Short exercise
Can you transcribe every line exactly and leave the pictures behind?

◇ ◇ ◇ ◇

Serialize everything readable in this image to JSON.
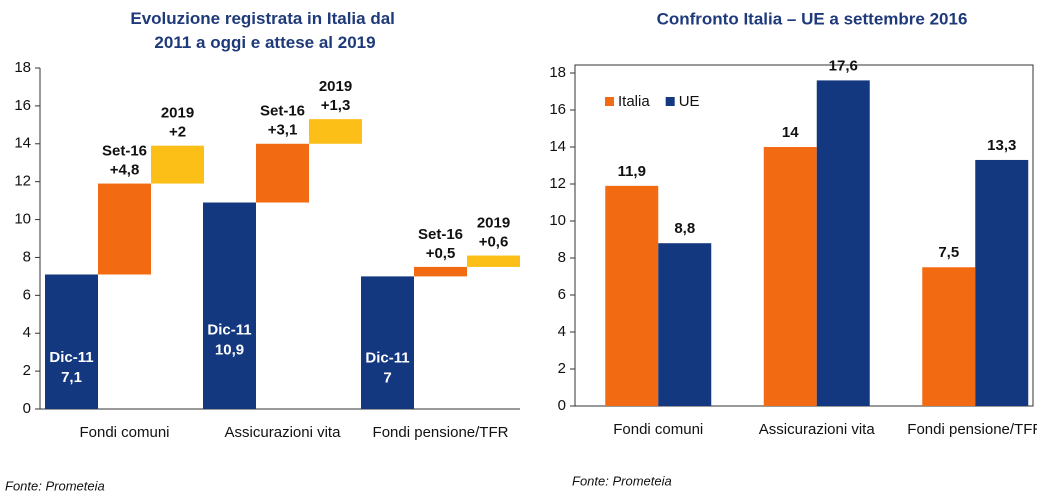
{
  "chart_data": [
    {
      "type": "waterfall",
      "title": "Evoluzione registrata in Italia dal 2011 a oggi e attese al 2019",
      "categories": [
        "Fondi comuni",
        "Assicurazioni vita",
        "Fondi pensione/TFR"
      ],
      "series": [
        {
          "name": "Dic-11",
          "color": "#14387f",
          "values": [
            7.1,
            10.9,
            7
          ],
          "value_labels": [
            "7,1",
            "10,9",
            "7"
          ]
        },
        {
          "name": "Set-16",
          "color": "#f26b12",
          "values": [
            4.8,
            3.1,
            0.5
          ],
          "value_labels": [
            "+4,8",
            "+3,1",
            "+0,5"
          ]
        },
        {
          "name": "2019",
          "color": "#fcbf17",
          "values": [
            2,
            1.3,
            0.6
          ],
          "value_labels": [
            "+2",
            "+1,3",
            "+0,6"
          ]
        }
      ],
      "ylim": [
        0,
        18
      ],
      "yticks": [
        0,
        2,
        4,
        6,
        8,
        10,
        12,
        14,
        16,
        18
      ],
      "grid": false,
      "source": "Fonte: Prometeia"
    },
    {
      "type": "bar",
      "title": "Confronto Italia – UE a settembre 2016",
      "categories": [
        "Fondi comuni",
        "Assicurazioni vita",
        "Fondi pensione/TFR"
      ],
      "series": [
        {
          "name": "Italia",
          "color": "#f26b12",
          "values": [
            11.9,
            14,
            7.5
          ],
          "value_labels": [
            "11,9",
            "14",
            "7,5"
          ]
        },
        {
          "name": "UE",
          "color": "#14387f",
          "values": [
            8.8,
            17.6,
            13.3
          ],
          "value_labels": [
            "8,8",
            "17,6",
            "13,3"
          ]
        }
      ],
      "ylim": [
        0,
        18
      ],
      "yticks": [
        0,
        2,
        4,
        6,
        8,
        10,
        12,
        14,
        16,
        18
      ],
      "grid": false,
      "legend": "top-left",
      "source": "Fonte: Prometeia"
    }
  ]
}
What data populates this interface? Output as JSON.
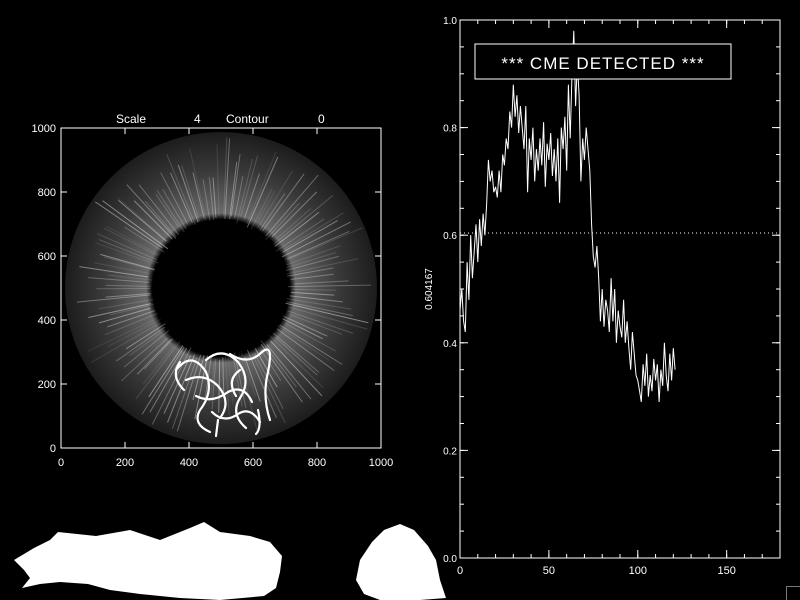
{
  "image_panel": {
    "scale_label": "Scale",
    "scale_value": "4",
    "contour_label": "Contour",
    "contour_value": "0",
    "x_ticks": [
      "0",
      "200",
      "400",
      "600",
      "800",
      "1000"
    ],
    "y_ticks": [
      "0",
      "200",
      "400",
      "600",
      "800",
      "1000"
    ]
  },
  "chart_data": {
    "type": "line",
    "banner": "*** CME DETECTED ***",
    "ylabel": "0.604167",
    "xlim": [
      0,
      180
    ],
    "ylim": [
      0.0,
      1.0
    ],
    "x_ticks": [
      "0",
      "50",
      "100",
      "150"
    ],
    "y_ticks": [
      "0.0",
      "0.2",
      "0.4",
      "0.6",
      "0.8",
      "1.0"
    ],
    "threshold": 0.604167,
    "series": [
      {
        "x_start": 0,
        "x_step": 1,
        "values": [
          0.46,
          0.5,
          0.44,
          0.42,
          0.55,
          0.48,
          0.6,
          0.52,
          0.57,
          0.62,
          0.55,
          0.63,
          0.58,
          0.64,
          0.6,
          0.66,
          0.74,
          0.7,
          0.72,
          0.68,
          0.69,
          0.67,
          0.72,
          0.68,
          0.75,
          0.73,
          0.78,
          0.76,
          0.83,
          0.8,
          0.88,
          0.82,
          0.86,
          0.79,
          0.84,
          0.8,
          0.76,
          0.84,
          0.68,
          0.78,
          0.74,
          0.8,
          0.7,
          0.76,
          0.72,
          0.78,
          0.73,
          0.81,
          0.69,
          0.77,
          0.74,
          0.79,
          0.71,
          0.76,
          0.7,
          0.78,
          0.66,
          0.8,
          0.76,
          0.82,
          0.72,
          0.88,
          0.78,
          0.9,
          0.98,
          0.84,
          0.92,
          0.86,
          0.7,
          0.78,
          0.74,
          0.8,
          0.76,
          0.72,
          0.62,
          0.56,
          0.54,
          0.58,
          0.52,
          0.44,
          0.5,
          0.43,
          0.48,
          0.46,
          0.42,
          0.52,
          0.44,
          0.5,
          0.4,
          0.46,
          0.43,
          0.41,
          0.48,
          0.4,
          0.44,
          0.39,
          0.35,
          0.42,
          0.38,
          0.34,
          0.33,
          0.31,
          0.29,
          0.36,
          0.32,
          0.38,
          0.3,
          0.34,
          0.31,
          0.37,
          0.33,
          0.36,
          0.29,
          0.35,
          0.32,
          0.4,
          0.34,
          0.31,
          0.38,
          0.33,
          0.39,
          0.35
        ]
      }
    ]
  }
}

◇ ◇ ◇ ◇

Solution to this task
Serialize everything readable in this image to JSON.
{
  "chart_data": [
    {
      "type": "waterfall",
      "title": "Evoluzione registrata in Italia dal 2011 a oggi e attese al 2019",
      "categories": [
        "Fondi comuni",
        "Assicurazioni vita",
        "Fondi pensione/TFR"
      ],
      "series": [
        {
          "name": "Dic-11",
          "color": "#14387f",
          "values": [
            7.1,
            10.9,
            7
          ],
          "value_labels": [
            "7,1",
            "10,9",
            "7"
          ]
        },
        {
          "name": "Set-16",
          "color": "#f26b12",
          "values": [
            4.8,
            3.1,
            0.5
          ],
          "value_labels": [
            "+4,8",
            "+3,1",
            "+0,5"
          ]
        },
        {
          "name": "2019",
          "color": "#fcbf17",
          "values": [
            2,
            1.3,
            0.6
          ],
          "value_labels": [
            "+2",
            "+1,3",
            "+0,6"
          ]
        }
      ],
      "ylim": [
        0,
        18
      ],
      "yticks": [
        0,
        2,
        4,
        6,
        8,
        10,
        12,
        14,
        16,
        18
      ],
      "grid": false,
      "source": "Fonte: Prometeia"
    },
    {
      "type": "bar",
      "title": "Confronto Italia – UE a settembre 2016",
      "categories": [
        "Fondi comuni",
        "Assicurazioni vita",
        "Fondi pensione/TFR"
      ],
      "series": [
        {
          "name": "Italia",
          "color": "#f26b12",
          "values": [
            11.9,
            14,
            7.5
          ],
          "value_labels": [
            "11,9",
            "14",
            "7,5"
          ]
        },
        {
          "name": "UE",
          "color": "#14387f",
          "values": [
            8.8,
            17.6,
            13.3
          ],
          "value_labels": [
            "8,8",
            "17,6",
            "13,3"
          ]
        }
      ],
      "ylim": [
        0,
        18
      ],
      "yticks": [
        0,
        2,
        4,
        6,
        8,
        10,
        12,
        14,
        16,
        18
      ],
      "grid": false,
      "legend": "top-left",
      "source": "Fonte: Prometeia"
    }
  ]
}
What data populates this interface? Output as JSON.
{
  "image_panel": {
    "scale_label": "Scale",
    "scale_value": "4",
    "contour_label": "Contour",
    "contour_value": "0",
    "x_ticks": [
      "0",
      "200",
      "400",
      "600",
      "800",
      "1000"
    ],
    "y_ticks": [
      "0",
      "200",
      "400",
      "600",
      "800",
      "1000"
    ]
  },
  "chart_data": {
    "type": "line",
    "banner": "*** CME DETECTED ***",
    "ylabel": "0.604167",
    "xlim": [
      0,
      180
    ],
    "ylim": [
      0.0,
      1.0
    ],
    "x_ticks": [
      "0",
      "50",
      "100",
      "150"
    ],
    "y_ticks": [
      "0.0",
      "0.2",
      "0.4",
      "0.6",
      "0.8",
      "1.0"
    ],
    "threshold": 0.604167,
    "series": [
      {
        "x_start": 0,
        "x_step": 1,
        "values": [
          0.46,
          0.5,
          0.44,
          0.42,
          0.55,
          0.48,
          0.6,
          0.52,
          0.57,
          0.62,
          0.55,
          0.63,
          0.58,
          0.64,
          0.6,
          0.66,
          0.74,
          0.7,
          0.72,
          0.68,
          0.69,
          0.67,
          0.72,
          0.68,
          0.75,
          0.73,
          0.78,
          0.76,
          0.83,
          0.8,
          0.88,
          0.82,
          0.86,
          0.79,
          0.84,
          0.8,
          0.76,
          0.84,
          0.68,
          0.78,
          0.74,
          0.8,
          0.7,
          0.76,
          0.72,
          0.78,
          0.73,
          0.81,
          0.69,
          0.77,
          0.74,
          0.79,
          0.71,
          0.76,
          0.7,
          0.78,
          0.66,
          0.8,
          0.76,
          0.82,
          0.72,
          0.88,
          0.78,
          0.9,
          0.98,
          0.84,
          0.92,
          0.86,
          0.7,
          0.78,
          0.74,
          0.8,
          0.76,
          0.72,
          0.62,
          0.56,
          0.54,
          0.58,
          0.52,
          0.44,
          0.5,
          0.43,
          0.48,
          0.46,
          0.42,
          0.52,
          0.44,
          0.5,
          0.4,
          0.46,
          0.43,
          0.41,
          0.48,
          0.4,
          0.44,
          0.39,
          0.35,
          0.42,
          0.38,
          0.34,
          0.33,
          0.31,
          0.29,
          0.36,
          0.32,
          0.38,
          0.3,
          0.34,
          0.31,
          0.37,
          0.33,
          0.36,
          0.29,
          0.35,
          0.32,
          0.4,
          0.34,
          0.31,
          0.38,
          0.33,
          0.39,
          0.35
        ]
      }
    ]
  }
}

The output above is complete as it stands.